[Extracted data]
● ● ●

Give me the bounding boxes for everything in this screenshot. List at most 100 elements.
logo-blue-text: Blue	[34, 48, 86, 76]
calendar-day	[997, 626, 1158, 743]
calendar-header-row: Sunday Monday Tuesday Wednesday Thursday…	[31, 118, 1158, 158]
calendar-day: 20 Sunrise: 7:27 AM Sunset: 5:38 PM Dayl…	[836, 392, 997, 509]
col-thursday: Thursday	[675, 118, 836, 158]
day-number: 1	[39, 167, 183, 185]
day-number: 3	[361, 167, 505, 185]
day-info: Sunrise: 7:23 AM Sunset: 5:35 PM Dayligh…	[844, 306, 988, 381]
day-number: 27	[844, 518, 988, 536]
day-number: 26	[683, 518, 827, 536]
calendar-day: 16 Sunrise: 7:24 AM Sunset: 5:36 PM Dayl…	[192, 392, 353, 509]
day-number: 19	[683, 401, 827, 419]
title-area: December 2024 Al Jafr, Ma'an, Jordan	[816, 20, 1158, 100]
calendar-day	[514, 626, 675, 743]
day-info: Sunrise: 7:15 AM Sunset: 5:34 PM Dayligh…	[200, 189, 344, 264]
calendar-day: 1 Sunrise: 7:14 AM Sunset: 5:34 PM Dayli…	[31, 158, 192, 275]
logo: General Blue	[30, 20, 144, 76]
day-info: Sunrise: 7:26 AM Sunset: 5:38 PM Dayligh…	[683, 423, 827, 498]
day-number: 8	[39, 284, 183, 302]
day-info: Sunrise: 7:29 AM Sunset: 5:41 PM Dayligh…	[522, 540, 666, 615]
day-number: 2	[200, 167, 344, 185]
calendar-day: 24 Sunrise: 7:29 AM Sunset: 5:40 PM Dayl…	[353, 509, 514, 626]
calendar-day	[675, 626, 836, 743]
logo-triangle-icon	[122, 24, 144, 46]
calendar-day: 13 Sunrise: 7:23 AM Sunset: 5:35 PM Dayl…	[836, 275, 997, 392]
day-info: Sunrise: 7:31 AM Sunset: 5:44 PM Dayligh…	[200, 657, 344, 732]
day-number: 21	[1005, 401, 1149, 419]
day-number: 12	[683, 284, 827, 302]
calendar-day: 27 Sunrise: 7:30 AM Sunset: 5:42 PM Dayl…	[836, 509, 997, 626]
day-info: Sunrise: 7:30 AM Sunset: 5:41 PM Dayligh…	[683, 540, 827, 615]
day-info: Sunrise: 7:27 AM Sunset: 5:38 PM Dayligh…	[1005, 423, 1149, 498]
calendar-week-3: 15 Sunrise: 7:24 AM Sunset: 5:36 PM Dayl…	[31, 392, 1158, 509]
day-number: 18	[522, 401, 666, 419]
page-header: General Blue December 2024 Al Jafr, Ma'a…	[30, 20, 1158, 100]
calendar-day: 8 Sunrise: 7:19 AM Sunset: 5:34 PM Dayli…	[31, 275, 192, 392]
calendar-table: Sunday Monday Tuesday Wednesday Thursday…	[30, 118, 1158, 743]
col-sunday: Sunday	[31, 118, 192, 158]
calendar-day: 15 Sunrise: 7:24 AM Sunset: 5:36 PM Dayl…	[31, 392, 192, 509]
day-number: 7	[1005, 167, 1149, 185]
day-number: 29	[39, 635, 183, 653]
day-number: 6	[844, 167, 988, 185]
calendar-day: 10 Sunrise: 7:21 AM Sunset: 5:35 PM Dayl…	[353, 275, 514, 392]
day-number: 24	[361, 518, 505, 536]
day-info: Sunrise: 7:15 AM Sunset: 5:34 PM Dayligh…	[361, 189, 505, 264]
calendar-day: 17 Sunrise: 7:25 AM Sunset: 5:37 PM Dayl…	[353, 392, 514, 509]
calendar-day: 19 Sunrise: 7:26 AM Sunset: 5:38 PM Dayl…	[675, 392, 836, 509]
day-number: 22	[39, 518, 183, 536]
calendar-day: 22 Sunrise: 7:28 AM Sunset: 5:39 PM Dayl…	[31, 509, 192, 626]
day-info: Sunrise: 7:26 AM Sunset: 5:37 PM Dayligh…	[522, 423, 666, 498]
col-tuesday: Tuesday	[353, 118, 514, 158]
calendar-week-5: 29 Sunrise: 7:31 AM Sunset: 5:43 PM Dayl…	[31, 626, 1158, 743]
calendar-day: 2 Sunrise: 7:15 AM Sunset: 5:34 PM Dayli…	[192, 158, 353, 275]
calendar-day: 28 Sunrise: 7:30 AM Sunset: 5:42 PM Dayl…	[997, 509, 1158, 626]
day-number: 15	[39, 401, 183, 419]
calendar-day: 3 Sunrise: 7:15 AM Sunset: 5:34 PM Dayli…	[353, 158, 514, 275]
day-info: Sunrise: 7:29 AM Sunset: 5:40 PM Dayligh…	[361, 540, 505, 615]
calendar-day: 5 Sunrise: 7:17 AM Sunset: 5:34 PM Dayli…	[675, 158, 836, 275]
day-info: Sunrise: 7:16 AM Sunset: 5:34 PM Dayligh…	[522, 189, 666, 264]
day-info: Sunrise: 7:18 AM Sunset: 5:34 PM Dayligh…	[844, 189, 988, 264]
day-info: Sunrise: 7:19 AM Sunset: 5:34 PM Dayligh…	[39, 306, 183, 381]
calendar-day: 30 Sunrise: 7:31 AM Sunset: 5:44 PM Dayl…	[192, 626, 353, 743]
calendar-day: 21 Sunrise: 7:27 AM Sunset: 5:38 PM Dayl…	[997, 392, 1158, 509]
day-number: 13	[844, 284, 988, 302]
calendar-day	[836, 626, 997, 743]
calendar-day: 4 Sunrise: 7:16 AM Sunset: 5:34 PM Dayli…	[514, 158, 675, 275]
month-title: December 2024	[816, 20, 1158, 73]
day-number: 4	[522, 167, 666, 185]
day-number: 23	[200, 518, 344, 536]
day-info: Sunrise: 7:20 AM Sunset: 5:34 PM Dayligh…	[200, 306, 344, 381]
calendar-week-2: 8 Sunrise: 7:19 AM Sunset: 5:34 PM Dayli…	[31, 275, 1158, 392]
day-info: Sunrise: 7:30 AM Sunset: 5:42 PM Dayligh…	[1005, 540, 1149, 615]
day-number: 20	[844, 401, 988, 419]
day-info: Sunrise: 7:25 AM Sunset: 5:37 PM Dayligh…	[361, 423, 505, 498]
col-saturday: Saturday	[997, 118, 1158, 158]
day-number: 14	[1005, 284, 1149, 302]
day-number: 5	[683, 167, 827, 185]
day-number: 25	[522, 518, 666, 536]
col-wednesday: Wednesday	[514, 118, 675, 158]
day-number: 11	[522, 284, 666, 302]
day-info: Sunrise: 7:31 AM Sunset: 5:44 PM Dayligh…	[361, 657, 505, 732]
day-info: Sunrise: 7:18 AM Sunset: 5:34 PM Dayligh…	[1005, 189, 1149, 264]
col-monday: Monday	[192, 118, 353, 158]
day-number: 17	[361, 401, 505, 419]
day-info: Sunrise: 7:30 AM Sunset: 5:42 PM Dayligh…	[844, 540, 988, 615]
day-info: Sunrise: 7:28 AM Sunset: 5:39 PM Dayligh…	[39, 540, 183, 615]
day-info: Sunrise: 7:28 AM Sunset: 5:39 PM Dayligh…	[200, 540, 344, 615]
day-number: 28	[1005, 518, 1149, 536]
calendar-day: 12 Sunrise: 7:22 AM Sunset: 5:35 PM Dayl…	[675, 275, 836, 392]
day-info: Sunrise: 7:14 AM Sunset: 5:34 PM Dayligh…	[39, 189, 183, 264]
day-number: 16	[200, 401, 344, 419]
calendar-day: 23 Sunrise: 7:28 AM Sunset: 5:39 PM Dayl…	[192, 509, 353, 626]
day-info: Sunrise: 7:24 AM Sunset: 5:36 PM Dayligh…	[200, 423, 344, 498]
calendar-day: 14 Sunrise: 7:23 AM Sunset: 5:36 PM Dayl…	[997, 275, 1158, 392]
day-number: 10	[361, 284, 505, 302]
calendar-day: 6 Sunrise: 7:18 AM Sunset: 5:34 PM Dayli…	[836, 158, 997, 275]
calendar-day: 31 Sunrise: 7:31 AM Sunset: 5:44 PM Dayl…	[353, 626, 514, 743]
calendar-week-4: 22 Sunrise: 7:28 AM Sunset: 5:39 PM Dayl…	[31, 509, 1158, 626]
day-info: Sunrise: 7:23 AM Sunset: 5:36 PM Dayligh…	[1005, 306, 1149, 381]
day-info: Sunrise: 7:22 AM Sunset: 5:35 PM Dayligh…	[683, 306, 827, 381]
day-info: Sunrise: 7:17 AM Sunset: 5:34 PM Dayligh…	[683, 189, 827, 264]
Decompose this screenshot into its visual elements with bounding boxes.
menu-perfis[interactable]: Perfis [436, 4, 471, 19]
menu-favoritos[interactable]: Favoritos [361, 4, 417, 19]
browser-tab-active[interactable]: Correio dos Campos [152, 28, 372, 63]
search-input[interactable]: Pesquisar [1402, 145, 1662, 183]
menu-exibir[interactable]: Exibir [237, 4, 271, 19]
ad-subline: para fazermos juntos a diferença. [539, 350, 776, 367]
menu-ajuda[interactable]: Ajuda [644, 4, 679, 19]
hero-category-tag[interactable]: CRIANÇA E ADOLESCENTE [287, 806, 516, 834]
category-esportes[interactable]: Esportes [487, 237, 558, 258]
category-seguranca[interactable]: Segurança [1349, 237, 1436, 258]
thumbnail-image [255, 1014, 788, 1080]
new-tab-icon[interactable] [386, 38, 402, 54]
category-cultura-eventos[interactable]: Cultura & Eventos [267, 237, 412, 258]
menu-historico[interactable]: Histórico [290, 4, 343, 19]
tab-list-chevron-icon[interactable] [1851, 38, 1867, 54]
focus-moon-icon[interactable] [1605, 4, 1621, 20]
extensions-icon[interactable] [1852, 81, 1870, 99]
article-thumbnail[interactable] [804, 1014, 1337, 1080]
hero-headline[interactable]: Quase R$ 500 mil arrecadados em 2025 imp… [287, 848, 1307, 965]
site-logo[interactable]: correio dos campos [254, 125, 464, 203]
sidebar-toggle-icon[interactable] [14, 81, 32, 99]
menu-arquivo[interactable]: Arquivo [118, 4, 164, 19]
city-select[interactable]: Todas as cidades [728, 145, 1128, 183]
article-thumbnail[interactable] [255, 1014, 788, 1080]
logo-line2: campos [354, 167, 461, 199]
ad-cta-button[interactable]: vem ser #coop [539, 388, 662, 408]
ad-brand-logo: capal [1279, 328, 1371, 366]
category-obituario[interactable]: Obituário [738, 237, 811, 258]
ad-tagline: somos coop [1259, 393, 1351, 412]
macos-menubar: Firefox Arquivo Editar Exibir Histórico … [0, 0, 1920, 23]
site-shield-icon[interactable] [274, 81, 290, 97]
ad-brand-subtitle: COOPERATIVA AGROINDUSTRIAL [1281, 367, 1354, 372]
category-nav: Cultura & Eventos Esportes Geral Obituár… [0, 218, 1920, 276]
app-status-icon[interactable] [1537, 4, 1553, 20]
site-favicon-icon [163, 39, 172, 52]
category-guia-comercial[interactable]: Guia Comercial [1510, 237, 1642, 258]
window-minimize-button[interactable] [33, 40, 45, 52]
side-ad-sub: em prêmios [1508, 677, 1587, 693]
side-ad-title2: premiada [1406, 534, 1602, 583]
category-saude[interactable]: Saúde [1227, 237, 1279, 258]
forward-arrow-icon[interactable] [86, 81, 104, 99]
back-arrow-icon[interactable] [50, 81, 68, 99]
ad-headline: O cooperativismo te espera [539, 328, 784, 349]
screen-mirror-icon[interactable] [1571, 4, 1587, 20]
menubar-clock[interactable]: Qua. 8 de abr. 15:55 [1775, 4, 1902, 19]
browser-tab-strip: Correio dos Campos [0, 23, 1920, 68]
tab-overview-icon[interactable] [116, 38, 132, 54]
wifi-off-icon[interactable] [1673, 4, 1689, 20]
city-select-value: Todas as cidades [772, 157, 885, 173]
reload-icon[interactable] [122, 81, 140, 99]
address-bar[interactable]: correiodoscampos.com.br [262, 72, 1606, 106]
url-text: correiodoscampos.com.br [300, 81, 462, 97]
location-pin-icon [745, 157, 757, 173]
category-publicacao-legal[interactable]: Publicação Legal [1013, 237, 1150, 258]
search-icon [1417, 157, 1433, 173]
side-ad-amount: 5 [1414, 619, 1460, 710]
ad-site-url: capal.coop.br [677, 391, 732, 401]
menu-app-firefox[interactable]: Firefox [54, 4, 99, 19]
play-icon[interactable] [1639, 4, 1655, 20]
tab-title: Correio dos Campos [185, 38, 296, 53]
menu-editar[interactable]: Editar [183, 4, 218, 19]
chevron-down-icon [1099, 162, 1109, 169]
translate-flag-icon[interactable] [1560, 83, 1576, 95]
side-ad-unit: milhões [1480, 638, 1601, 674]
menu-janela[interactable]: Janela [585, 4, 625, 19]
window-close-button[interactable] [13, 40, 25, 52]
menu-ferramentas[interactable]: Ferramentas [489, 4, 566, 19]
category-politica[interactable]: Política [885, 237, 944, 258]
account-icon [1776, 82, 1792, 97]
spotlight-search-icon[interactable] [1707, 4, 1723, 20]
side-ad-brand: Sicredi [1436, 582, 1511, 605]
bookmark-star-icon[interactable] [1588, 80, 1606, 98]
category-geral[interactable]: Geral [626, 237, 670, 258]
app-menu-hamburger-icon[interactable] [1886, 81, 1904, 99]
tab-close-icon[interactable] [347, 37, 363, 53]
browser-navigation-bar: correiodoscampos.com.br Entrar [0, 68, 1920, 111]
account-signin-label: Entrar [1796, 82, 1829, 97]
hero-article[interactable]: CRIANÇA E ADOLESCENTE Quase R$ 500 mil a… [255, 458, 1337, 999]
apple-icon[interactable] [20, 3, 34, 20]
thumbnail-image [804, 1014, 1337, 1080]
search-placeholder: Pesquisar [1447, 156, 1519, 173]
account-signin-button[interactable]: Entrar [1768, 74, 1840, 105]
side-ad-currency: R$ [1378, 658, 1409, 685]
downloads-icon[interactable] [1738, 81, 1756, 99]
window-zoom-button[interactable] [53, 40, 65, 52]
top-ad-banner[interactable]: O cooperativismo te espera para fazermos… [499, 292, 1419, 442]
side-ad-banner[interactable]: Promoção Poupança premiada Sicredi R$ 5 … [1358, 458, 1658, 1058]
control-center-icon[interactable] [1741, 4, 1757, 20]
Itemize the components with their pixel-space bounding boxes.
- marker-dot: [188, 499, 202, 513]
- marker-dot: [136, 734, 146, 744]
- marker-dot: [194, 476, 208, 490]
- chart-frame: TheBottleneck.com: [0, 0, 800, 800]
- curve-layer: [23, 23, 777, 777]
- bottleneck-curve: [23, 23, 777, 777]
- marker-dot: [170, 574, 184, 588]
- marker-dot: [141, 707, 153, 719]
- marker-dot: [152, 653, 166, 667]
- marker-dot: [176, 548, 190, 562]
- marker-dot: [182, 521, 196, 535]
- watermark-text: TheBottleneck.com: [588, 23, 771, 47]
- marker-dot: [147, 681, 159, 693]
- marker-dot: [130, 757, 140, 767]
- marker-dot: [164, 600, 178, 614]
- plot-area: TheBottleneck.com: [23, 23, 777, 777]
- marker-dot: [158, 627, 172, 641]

● ● ●

Set down the rows word for word, beginning with the very first line and continuing through the line that contains "calendar-header-row: Sunday Monday".

[Task output]
Give me the bounding boxes for everything in this screenshot. List at most 100 elements.
logo-blue-text: Blue	[34, 48, 86, 76]
calendar-day	[997, 626, 1158, 743]
calendar-header-row: Sunday Monday Tuesday Wednesday Thursday…	[31, 118, 1158, 158]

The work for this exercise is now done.